■ Stated exercise
Output every entry exactly, from the first line to the last.

** start **

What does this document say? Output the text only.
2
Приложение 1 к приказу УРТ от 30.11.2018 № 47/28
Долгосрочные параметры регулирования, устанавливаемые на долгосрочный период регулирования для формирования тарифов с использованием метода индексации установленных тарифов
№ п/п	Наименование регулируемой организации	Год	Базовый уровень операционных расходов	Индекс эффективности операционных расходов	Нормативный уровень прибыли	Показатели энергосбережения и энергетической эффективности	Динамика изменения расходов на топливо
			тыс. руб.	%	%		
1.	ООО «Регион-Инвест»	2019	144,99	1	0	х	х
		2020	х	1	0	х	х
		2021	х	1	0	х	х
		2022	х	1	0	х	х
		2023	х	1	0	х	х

** end **

■ Complete response
What does this document say? Output the text only.
2
Приложение 1 к приказу УРТ от 30.11.2018 № 47/28
Долгосрочные параметры регулирования, устанавливаемые на долгосрочный период регулирования для формирования тарифов с использованием метода индексации установленных тарифов
№ п/п	Наименование регулируемой организации	Год	Базовый уровень операционных расходов	Индекс эффективности операционных расходов	Нормативный уровень прибыли	Показатели энергосбережения и энергетической эффективности	Динамика изменения расходов на топливо
			тыс. руб.	%	%		
1.	ООО «Регион-Инвест»	2019	144,99	1	0	х	х
		2020	х	1	0	х	х
		2021	х	1	0	х	х
		2022	х	1	0	х	х
		2023	х	1	0	х	х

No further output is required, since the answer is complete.